AVAILABLE DATA:

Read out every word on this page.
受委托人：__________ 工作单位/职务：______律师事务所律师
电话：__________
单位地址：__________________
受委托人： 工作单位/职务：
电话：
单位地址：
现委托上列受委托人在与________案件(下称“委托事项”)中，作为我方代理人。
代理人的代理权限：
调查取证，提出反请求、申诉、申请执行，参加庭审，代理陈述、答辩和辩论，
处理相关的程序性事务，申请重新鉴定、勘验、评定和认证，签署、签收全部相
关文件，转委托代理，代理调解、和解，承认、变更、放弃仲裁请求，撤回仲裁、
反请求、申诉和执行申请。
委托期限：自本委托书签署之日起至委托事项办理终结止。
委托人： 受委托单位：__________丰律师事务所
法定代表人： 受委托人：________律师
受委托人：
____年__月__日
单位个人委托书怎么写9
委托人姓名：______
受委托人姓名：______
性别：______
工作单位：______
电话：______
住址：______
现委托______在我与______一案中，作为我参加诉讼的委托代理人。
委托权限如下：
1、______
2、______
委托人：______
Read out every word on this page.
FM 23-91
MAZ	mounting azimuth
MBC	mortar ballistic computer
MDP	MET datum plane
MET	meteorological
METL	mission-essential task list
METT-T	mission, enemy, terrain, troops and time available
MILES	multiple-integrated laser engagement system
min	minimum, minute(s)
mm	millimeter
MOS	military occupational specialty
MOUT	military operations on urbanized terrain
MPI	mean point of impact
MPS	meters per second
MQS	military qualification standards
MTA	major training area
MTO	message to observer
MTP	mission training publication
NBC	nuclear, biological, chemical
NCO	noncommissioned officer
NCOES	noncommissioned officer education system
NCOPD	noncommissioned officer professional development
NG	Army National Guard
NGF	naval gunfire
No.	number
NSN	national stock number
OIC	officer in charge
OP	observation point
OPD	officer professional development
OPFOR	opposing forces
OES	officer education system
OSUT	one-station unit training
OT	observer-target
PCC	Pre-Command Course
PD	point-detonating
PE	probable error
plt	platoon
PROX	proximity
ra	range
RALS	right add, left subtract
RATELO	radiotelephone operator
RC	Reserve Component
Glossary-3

EXERCISE INSTRUCTIONS: Return the entries above exactly as they appear.

TASK ANSWER:
Read out every word on this page.
受委托人：__________ 工作单位/职务：______律师事务所律师
电话：__________
单位地址：__________________
受委托人： 工作单位/职务：
电话：
单位地址：
现委托上列受委托人在与________案件(下称“委托事项”)中，作为我方代理人。
代理人的代理权限：
调查取证，提出反请求、申诉、申请执行，参加庭审，代理陈述、答辩和辩论，
处理相关的程序性事务，申请重新鉴定、勘验、评定和认证，签署、签收全部相
关文件，转委托代理，代理调解、和解，承认、变更、放弃仲裁请求，撤回仲裁、
反请求、申诉和执行申请。
委托期限：自本委托书签署之日起至委托事项办理终结止。
委托人： 受委托单位：__________丰律师事务所
法定代表人： 受委托人：________律师
受委托人：
____年__月__日
单位个人委托书怎么写9
委托人姓名：______
受委托人姓名：______
性别：______
工作单位：______
电话：______
住址：______
现委托______在我与______一案中，作为我参加诉讼的委托代理人。
委托权限如下：
1、______
2、______
委托人：______
Read out every word on this page.
FM 23-91
MAZ	mounting azimuth
MBC	mortar ballistic computer
MDP	MET datum plane
MET	meteorological
METL	mission-essential task list
METT-T	mission, enemy, terrain, troops and time available
MILES	multiple-integrated laser engagement system
min	minimum, minute(s)
mm	millimeter
MOS	military occupational specialty
MOUT	military operations on urbanized terrain
MPI	mean point of impact
MPS	meters per second
MQS	military qualification standards
MTA	major training area
MTO	message to observer
MTP	mission training publication
NBC	nuclear, biological, chemical
NCO	noncommissioned officer
NCOES	noncommissioned officer education system
NCOPD	noncommissioned officer professional development
NG	Army National Guard
NGF	naval gunfire
No.	number
NSN	national stock number
OIC	officer in charge
OP	observation point
OPD	officer professional development
OPFOR	opposing forces
OES	officer education system
OSUT	one-station unit training
OT	observer-target
PCC	Pre-Command Course
PD	point-detonating
PE	probable error
plt	platoon
PROX	proximity
ra	range
RALS	right add, left subtract
RATELO	radiotelephone operator
RC	Reserve Component
Glossary-3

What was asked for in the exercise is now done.